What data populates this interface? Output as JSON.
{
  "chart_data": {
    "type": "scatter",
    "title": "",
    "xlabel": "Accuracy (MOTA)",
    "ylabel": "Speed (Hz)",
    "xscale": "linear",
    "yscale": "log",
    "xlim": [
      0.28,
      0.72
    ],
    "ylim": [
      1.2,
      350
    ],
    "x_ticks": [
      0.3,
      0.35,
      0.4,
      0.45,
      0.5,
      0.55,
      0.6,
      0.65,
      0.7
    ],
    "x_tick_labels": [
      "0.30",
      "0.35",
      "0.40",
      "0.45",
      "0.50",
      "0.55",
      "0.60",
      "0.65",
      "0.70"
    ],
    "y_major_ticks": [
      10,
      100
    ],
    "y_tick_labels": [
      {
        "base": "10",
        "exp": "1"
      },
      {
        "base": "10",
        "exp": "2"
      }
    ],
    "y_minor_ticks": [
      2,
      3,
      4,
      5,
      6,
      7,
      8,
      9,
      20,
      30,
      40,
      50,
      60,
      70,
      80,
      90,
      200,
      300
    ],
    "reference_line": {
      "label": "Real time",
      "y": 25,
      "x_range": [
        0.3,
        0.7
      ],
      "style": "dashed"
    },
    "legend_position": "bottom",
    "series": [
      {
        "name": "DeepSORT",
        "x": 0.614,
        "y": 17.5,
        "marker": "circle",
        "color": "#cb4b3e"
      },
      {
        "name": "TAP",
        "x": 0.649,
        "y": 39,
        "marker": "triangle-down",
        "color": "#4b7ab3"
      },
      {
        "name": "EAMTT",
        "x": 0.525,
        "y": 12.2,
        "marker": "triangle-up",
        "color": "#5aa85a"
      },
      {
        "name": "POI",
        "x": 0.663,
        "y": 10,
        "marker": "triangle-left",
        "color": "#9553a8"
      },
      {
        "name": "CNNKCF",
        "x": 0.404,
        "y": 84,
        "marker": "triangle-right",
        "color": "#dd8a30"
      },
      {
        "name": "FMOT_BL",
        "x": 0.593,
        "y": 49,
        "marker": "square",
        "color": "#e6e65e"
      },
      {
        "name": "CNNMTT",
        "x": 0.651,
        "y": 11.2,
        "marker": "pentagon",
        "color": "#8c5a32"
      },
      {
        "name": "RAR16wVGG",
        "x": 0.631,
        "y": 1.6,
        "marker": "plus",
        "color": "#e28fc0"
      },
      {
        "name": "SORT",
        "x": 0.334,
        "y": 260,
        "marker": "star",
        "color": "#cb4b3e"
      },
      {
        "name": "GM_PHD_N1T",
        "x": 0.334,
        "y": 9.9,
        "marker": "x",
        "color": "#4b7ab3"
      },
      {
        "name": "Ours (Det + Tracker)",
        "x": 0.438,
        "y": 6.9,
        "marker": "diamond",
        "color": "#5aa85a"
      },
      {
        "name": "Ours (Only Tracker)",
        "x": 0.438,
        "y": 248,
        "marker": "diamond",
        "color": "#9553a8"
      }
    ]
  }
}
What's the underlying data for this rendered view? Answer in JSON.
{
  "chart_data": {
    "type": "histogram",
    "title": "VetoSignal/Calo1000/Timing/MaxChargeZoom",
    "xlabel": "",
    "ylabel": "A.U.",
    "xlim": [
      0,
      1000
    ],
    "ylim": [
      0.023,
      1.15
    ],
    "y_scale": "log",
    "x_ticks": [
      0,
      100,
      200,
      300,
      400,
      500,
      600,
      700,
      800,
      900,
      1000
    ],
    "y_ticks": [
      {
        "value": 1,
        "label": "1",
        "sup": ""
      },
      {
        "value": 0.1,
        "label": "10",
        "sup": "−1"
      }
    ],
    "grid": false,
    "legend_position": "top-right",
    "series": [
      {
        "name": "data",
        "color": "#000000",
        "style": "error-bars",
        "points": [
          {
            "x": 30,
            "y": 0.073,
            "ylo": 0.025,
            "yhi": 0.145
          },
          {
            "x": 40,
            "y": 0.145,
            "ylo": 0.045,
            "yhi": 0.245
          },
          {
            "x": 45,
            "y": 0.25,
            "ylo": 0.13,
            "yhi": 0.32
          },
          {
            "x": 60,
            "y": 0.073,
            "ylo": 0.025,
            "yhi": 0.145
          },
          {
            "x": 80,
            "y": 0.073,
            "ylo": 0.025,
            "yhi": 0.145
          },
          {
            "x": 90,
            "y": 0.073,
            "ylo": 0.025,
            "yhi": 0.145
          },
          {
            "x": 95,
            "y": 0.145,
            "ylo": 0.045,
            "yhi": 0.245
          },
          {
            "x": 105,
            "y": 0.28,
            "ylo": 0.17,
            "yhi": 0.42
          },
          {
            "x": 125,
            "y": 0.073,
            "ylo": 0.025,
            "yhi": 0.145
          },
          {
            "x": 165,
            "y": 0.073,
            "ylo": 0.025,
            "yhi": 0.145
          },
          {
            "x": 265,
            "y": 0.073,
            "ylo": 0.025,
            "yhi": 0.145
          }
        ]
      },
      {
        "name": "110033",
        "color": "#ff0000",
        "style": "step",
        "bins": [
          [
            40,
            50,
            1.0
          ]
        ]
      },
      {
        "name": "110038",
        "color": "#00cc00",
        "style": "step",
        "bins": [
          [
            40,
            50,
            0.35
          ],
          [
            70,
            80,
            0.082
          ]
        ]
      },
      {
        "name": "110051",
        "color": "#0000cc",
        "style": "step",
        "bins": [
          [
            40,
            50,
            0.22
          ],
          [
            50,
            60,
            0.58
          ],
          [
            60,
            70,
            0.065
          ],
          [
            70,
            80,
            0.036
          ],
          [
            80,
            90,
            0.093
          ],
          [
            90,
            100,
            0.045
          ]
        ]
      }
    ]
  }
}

EXERCISE REQUIREMENTS – Copy all the lines above that hold the string "right".

EXERCISE ANSWER –
        "marker": "triangle-right",
    "legend_position": "top-right",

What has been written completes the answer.